[Exercise details]
Scan the data below for the string "Opětovným". Copy every line where it appears.

[Listed entries]

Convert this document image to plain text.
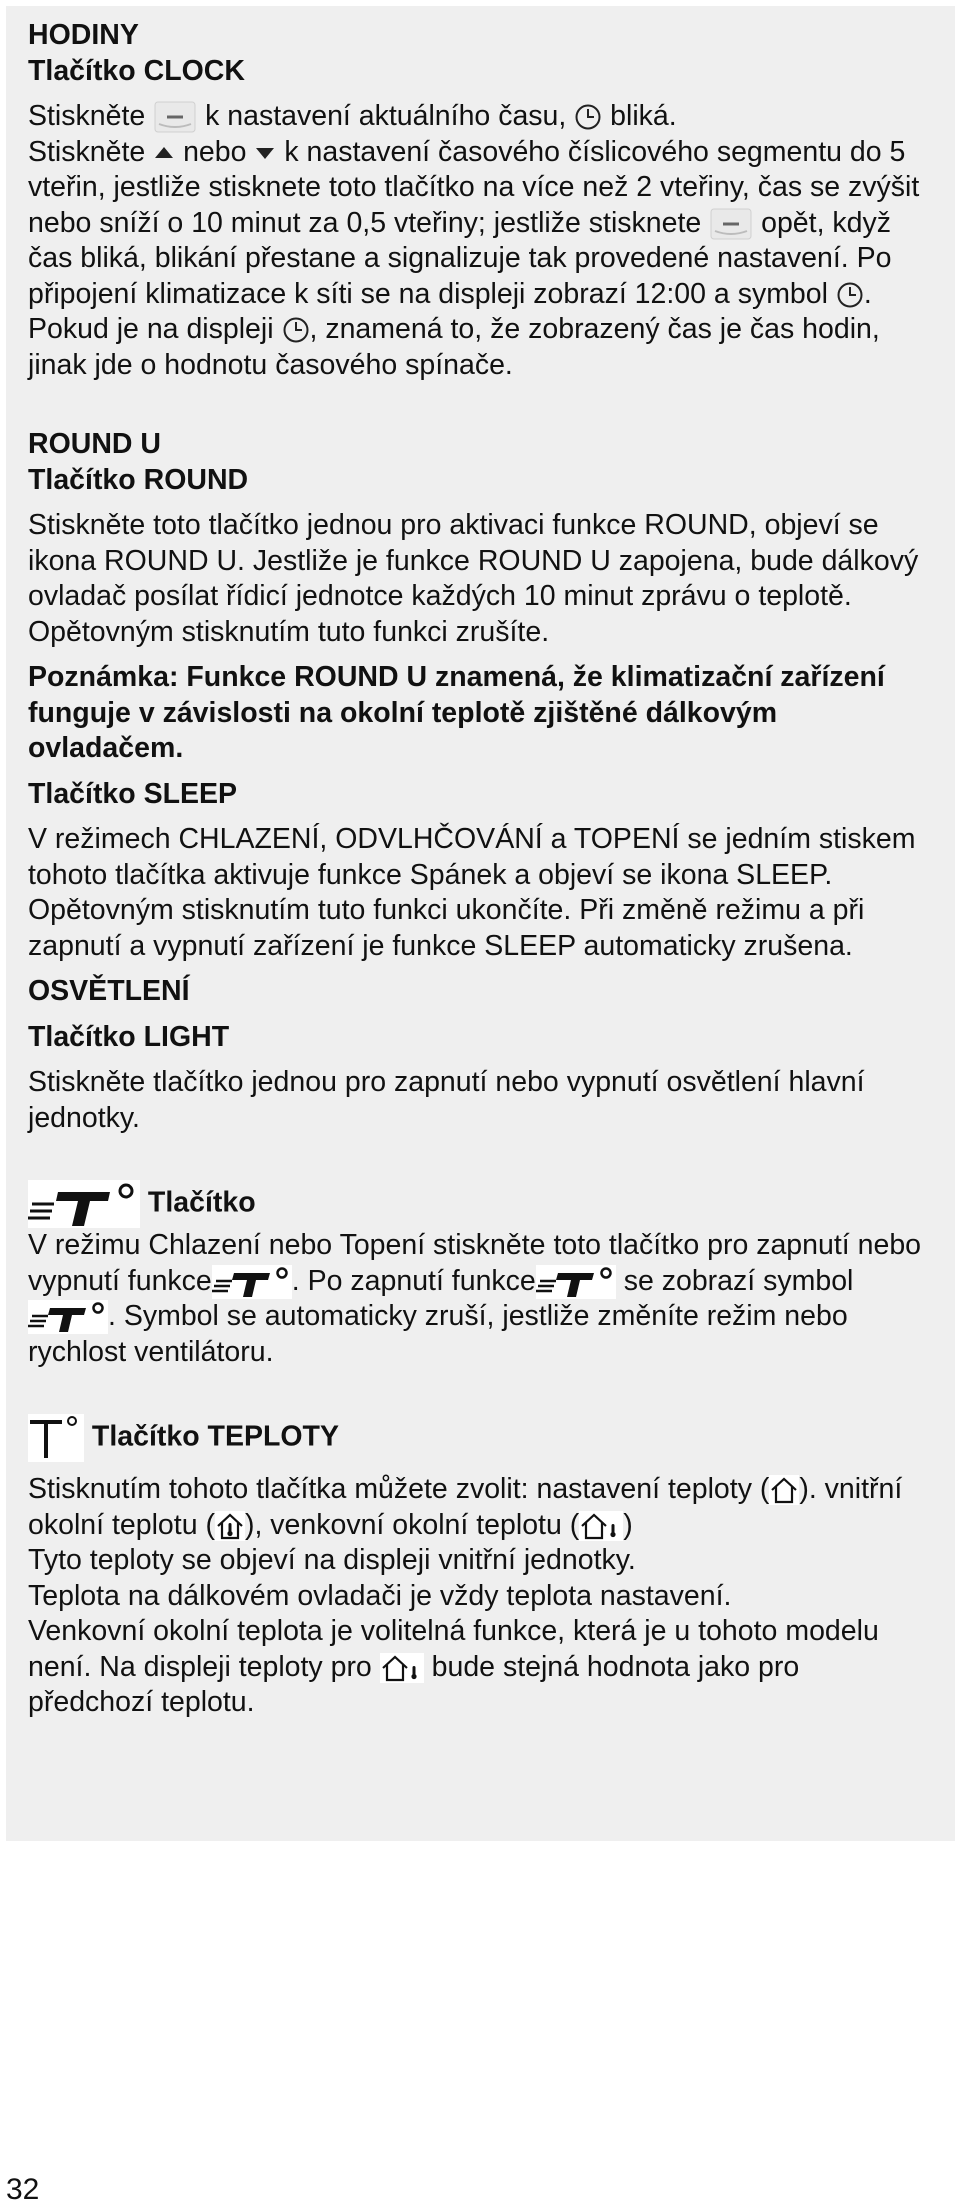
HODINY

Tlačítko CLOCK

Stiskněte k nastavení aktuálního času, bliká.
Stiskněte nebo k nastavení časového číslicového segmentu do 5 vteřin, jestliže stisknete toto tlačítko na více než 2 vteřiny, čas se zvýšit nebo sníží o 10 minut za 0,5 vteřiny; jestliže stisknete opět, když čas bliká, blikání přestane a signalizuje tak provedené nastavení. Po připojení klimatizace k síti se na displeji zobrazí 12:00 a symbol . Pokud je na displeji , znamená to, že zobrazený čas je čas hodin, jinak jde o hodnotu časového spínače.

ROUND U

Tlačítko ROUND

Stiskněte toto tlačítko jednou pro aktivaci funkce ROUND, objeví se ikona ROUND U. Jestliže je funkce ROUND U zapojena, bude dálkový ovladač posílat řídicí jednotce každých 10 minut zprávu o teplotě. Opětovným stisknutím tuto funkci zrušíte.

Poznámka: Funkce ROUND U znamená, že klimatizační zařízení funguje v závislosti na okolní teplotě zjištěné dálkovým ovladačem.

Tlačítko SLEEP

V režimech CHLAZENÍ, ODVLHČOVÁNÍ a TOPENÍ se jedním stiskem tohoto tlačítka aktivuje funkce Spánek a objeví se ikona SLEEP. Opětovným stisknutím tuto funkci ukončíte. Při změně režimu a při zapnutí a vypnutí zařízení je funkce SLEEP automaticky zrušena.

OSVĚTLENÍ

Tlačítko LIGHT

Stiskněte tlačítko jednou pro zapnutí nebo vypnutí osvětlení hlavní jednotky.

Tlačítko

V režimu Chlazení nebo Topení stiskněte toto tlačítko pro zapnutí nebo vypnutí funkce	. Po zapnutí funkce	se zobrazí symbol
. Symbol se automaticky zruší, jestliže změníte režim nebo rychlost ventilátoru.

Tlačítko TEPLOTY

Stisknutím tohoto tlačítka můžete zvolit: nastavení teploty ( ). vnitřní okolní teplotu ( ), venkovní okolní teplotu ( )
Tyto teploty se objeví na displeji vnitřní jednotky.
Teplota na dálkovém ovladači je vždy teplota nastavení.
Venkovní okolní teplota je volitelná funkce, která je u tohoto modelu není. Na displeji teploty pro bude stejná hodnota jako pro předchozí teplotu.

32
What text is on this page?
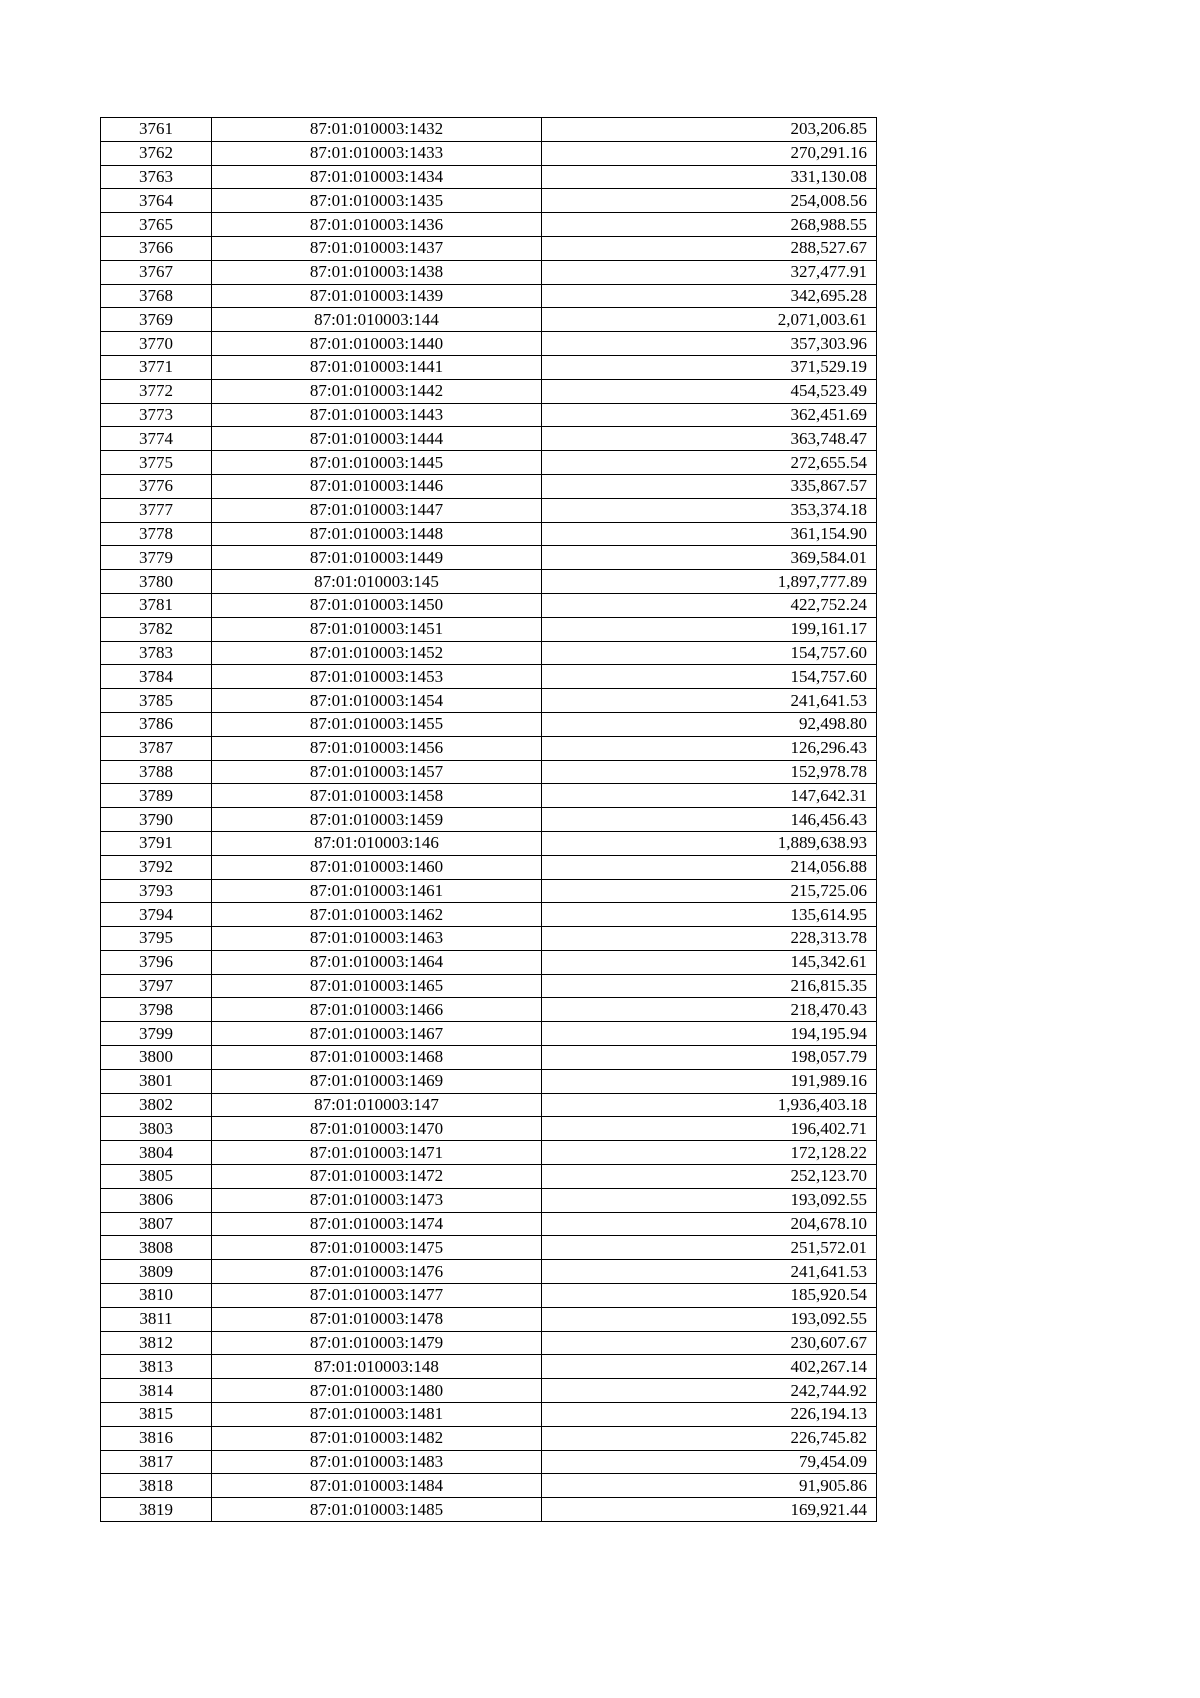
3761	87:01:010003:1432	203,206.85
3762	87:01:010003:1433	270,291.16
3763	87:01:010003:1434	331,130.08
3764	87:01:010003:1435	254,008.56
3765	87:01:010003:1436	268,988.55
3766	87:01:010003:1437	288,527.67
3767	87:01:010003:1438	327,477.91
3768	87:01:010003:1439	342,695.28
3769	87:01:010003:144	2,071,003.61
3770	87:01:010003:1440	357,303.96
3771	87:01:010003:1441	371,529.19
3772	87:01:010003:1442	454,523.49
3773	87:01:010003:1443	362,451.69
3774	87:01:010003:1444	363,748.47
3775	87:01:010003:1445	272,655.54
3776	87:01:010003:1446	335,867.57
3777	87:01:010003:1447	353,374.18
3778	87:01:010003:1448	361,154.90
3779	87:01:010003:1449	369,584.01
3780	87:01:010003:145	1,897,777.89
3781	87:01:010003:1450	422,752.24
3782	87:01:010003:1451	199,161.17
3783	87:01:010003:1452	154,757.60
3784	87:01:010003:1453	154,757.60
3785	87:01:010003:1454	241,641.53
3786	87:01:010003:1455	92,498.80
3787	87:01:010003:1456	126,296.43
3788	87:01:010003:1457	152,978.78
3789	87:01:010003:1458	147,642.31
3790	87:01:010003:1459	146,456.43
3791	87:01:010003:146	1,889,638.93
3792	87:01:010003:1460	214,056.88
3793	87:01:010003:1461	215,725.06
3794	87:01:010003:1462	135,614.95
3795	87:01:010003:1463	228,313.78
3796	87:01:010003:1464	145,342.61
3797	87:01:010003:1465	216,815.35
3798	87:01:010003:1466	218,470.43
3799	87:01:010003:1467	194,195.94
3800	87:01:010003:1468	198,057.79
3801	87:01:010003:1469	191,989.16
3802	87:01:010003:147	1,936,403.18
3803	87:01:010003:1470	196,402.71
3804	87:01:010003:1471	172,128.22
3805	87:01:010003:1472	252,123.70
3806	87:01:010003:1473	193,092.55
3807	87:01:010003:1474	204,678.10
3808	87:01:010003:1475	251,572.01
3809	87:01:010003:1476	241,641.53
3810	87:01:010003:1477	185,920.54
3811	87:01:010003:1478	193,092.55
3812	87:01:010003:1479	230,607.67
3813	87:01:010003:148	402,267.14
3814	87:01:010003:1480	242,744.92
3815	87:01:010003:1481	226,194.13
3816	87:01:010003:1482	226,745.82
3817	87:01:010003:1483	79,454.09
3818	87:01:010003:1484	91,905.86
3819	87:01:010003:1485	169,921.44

[Solution to this exercise]
Stiskněte toto tlačítko jednou pro aktivaci funkce ROUND, objeví se ikona ROUND U. Jestliže je funkce ROUND U zapojena, bude dálkový ovladač posílat řídicí jednotce každých 10 minut zprávu o teplotě. Opětovným stisknutím tuto funkci zrušíte.
V režimech CHLAZENÍ, ODVLHČOVÁNÍ a TOPENÍ se jedním stiskem tohoto tlačítka aktivuje funkce Spánek a objeví se ikona SLEEP. Opětovným stisknutím tuto funkci ukončíte. Při změně režimu a při zapnutí a vypnutí zařízení je funkce SLEEP automaticky zrušena.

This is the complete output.